Start of MATERIAL PROVIDED

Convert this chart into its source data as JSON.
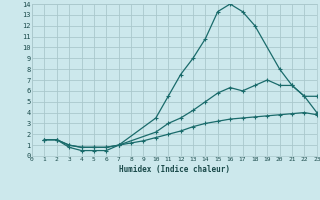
{
  "xlabel": "Humidex (Indice chaleur)",
  "bg_color": "#cce8ec",
  "grid_color": "#aac8cc",
  "line_color": "#1a6b6b",
  "xlim": [
    0,
    23
  ],
  "ylim": [
    0,
    14
  ],
  "xticks": [
    0,
    1,
    2,
    3,
    4,
    5,
    6,
    7,
    8,
    9,
    10,
    11,
    12,
    13,
    14,
    15,
    16,
    17,
    18,
    19,
    20,
    21,
    22,
    23
  ],
  "yticks": [
    0,
    1,
    2,
    3,
    4,
    5,
    6,
    7,
    8,
    9,
    10,
    11,
    12,
    13,
    14
  ],
  "series1_x": [
    1,
    2,
    3,
    4,
    5,
    6,
    7,
    10,
    11,
    12,
    13,
    14,
    15,
    16,
    17,
    18,
    20,
    21,
    22,
    23
  ],
  "series1_y": [
    1.5,
    1.5,
    0.8,
    0.5,
    0.5,
    0.5,
    1.0,
    3.5,
    5.5,
    7.5,
    9.0,
    10.8,
    13.3,
    14.0,
    13.3,
    12.0,
    8.0,
    6.5,
    5.5,
    5.5
  ],
  "series2_x": [
    1,
    2,
    3,
    4,
    5,
    6,
    7,
    10,
    11,
    12,
    13,
    14,
    15,
    16,
    17,
    18,
    19,
    20,
    21,
    22,
    23
  ],
  "series2_y": [
    1.5,
    1.5,
    1.0,
    0.8,
    0.8,
    0.8,
    1.0,
    2.2,
    3.0,
    3.5,
    4.2,
    5.0,
    5.8,
    6.3,
    6.0,
    6.5,
    7.0,
    6.5,
    6.5,
    5.5,
    4.0
  ],
  "series3_x": [
    1,
    2,
    3,
    4,
    5,
    6,
    7,
    8,
    9,
    10,
    11,
    12,
    13,
    14,
    15,
    16,
    17,
    18,
    19,
    20,
    21,
    22,
    23
  ],
  "series3_y": [
    1.5,
    1.5,
    1.0,
    0.8,
    0.8,
    0.8,
    1.0,
    1.2,
    1.4,
    1.7,
    2.0,
    2.3,
    2.7,
    3.0,
    3.2,
    3.4,
    3.5,
    3.6,
    3.7,
    3.8,
    3.9,
    4.0,
    3.8
  ]
}
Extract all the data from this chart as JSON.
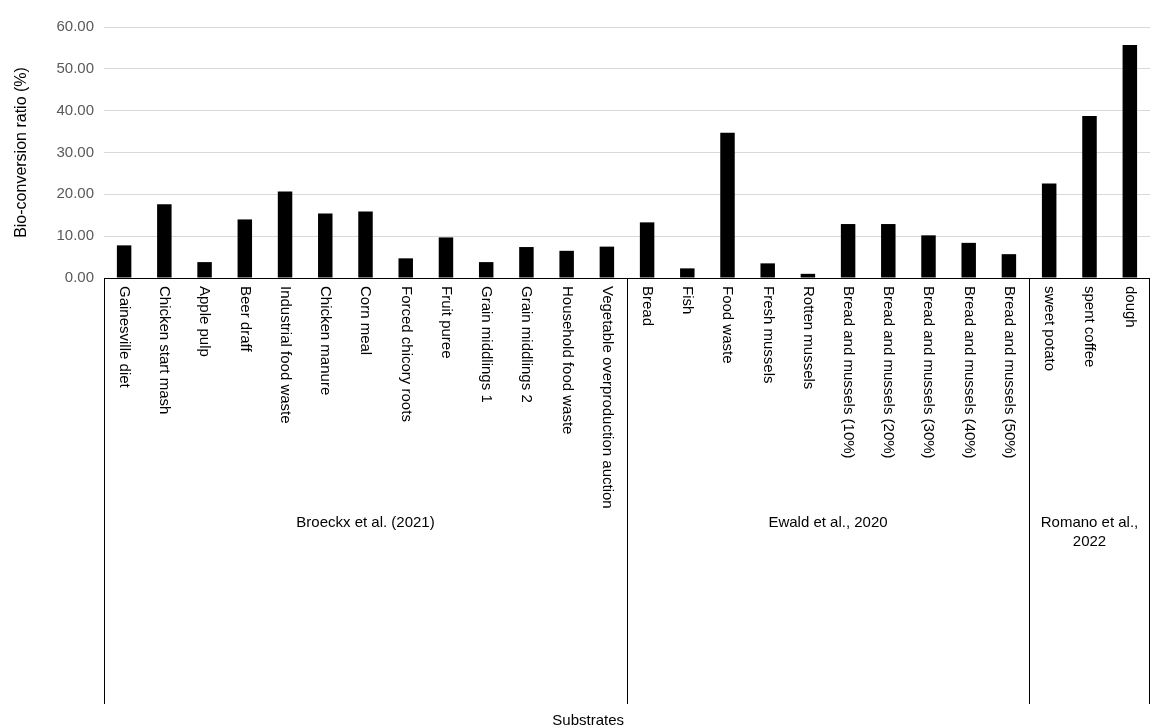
{
  "chart_data": [
    {
      "type": "bar",
      "xlabel": "Broeckx et al. (2021)",
      "ylabel": "Bio-conversion ratio (%)",
      "categories": [
        "Gainesville diet",
        "Chicken start mash",
        "Apple pulp",
        "Beer draff",
        "Industrial food waste",
        "Chicken manure",
        "Corn meal",
        "Forced chicory roots",
        "Fruit puree",
        "Grain middlings 1",
        "Grain middlings 2",
        "Household food waste",
        "Vegetable overproduction auction"
      ],
      "values": [
        7.8,
        17.6,
        3.8,
        14.0,
        20.7,
        15.4,
        15.9,
        4.7,
        9.7,
        3.8,
        7.4,
        6.5,
        7.5
      ],
      "color": "#000000",
      "ylim": [
        0,
        60
      ],
      "yticks": [
        {
          "value": 0,
          "label": "0.00"
        },
        {
          "value": 10,
          "label": "10.00"
        },
        {
          "value": 20,
          "label": "20.00"
        },
        {
          "value": 30,
          "label": "30.00"
        },
        {
          "value": 40,
          "label": "40.00"
        },
        {
          "value": 50,
          "label": "50.00"
        },
        {
          "value": 60,
          "label": "60.00"
        }
      ],
      "grid": "y",
      "annotations": [
        "Substrates"
      ]
    },
    {
      "type": "bar",
      "xlabel": "Ewald et al., 2020",
      "categories": [
        "Bread",
        "Fish",
        "Food waste",
        "Fresh mussels",
        "Rotten mussels",
        "Bread and mussels (10%)",
        "Bread and mussels (20%)",
        "Bread and mussels (30%)",
        "Bread and mussels (40%)",
        "Bread and mussels (50%)"
      ],
      "values": [
        13.3,
        2.3,
        34.7,
        3.5,
        1.0,
        12.9,
        12.9,
        10.2,
        8.4,
        5.7
      ],
      "color": "#000000",
      "ylim": [
        0,
        60
      ],
      "yticks": [
        0,
        10,
        20,
        30,
        40,
        50,
        60
      ],
      "grid": "y",
      "tick_labels": "x"
    },
    {
      "type": "bar",
      "xlabel": "Romano et al., 2022",
      "categories": [
        "sweet potato",
        "spent coffee",
        "dough"
      ],
      "values": [
        22.6,
        38.7,
        55.7
      ],
      "color": "#000000",
      "ylim": [
        0,
        60
      ],
      "yticks": [
        0,
        10,
        20,
        30,
        40,
        50,
        60
      ],
      "grid": "y",
      "tick_labels": "x"
    }
  ]
}
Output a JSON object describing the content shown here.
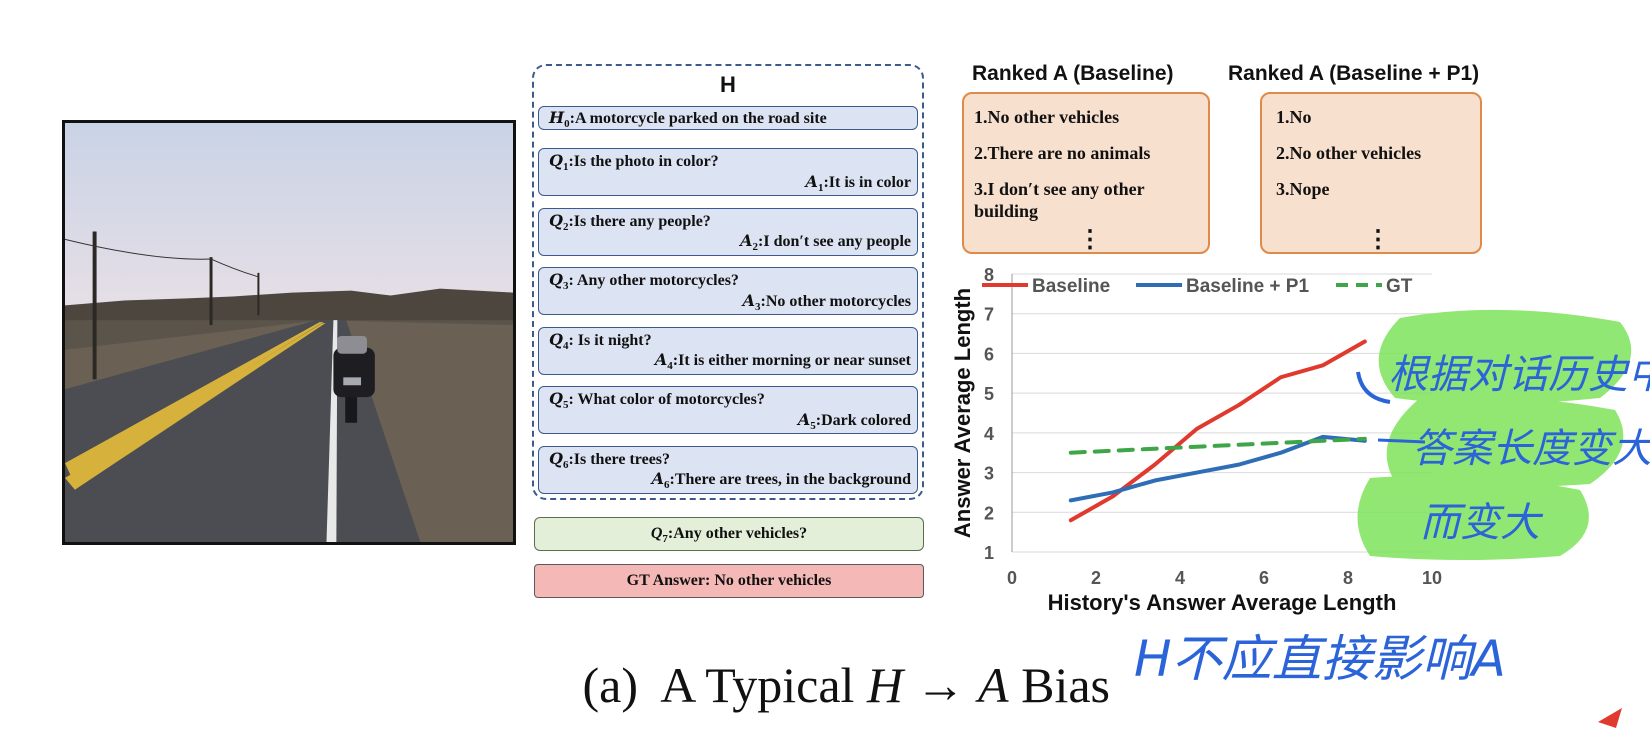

End of MATERIAL PROVIDED

_SET TASK_
In the copy, include all records verbatim but no images.

_OUTPUT FOR THIS TASK_
Convert this chart into its source data as JSON.
{
  "xlabel": "Humidex (Indice chaleur)",
  "bg_color": "#cce8ec",
  "grid_color": "#aac8cc",
  "line_color": "#1a6b6b",
  "xlim": [
    0,
    23
  ],
  "ylim": [
    0,
    14
  ],
  "xticks": [
    0,
    1,
    2,
    3,
    4,
    5,
    6,
    7,
    8,
    9,
    10,
    11,
    12,
    13,
    14,
    15,
    16,
    17,
    18,
    19,
    20,
    21,
    22,
    23
  ],
  "yticks": [
    0,
    1,
    2,
    3,
    4,
    5,
    6,
    7,
    8,
    9,
    10,
    11,
    12,
    13,
    14
  ],
  "series1_x": [
    1,
    2,
    3,
    4,
    5,
    6,
    7,
    10,
    11,
    12,
    13,
    14,
    15,
    16,
    17,
    18,
    20,
    21,
    22,
    23
  ],
  "series1_y": [
    1.5,
    1.5,
    0.8,
    0.5,
    0.5,
    0.5,
    1.0,
    3.5,
    5.5,
    7.5,
    9.0,
    10.8,
    13.3,
    14.0,
    13.3,
    12.0,
    8.0,
    6.5,
    5.5,
    5.5
  ],
  "series2_x": [
    1,
    2,
    3,
    4,
    5,
    6,
    7,
    10,
    11,
    12,
    13,
    14,
    15,
    16,
    17,
    18,
    19,
    20,
    21,
    22,
    23
  ],
  "series2_y": [
    1.5,
    1.5,
    1.0,
    0.8,
    0.8,
    0.8,
    1.0,
    2.2,
    3.0,
    3.5,
    4.2,
    5.0,
    5.8,
    6.3,
    6.0,
    6.5,
    7.0,
    6.5,
    6.5,
    5.5,
    4.0
  ],
  "series3_x": [
    1,
    2,
    3,
    4,
    5,
    6,
    7,
    8,
    9,
    10,
    11,
    12,
    13,
    14,
    15,
    16,
    17,
    18,
    19,
    20,
    21,
    22,
    23
  ],
  "series3_y": [
    1.5,
    1.5,
    1.0,
    0.8,
    0.8,
    0.8,
    1.0,
    1.2,
    1.4,
    1.7,
    2.0,
    2.3,
    2.7,
    3.0,
    3.2,
    3.4,
    3.5,
    3.6,
    3.7,
    3.8,
    3.9,
    4.0,
    3.8
  ]
}
Extract all the data from this chart as JSON.
{
  "chart_data": [
    {
      "type": "bar",
      "xlabel": "Broeckx et al. (2021)",
      "ylabel": "Bio-conversion ratio (%)",
      "categories": [
        "Gainesville diet",
        "Chicken start mash",
        "Apple pulp",
        "Beer draff",
        "Industrial food waste",
        "Chicken manure",
        "Corn meal",
        "Forced chicory roots",
        "Fruit puree",
        "Grain middlings 1",
        "Grain middlings 2",
        "Household food waste",
        "Vegetable overproduction auction"
      ],
      "values": [
        7.8,
        17.6,
        3.8,
        14.0,
        20.7,
        15.4,
        15.9,
        4.7,
        9.7,
        3.8,
        7.4,
        6.5,
        7.5
      ],
      "color": "#000000",
      "ylim": [
        0,
        60
      ],
      "yticks": [
        {
          "value": 0,
          "label": "0.00"
        },
        {
          "value": 10,
          "label": "10.00"
        },
        {
          "value": 20,
          "label": "20.00"
        },
        {
          "value": 30,
          "label": "30.00"
        },
        {
          "value": 40,
          "label": "40.00"
        },
        {
          "value": 50,
          "label": "50.00"
        },
        {
          "value": 60,
          "label": "60.00"
        }
      ],
      "grid": "y",
      "annotations": [
        "Substrates"
      ]
    },
    {
      "type": "bar",
      "xlabel": "Ewald et al., 2020",
      "categories": [
        "Bread",
        "Fish",
        "Food waste",
        "Fresh mussels",
        "Rotten mussels",
        "Bread and mussels (10%)",
        "Bread and mussels (20%)",
        "Bread and mussels (30%)",
        "Bread and mussels (40%)",
        "Bread and mussels (50%)"
      ],
      "values": [
        13.3,
        2.3,
        34.7,
        3.5,
        1.0,
        12.9,
        12.9,
        10.2,
        8.4,
        5.7
      ],
      "color": "#000000",
      "ylim": [
        0,
        60
      ],
      "yticks": [
        0,
        10,
        20,
        30,
        40,
        50,
        60
      ],
      "grid": "y",
      "tick_labels": "x"
    },
    {
      "type": "bar",
      "xlabel": "Romano et al., 2022",
      "categories": [
        "sweet potato",
        "spent coffee",
        "dough"
      ],
      "values": [
        22.6,
        38.7,
        55.7
      ],
      "color": "#000000",
      "ylim": [
        0,
        60
      ],
      "yticks": [
        0,
        10,
        20,
        30,
        40,
        50,
        60
      ],
      "grid": "y",
      "tick_labels": "x"
    }
  ]
}
Output a JSON object describing the content shown here.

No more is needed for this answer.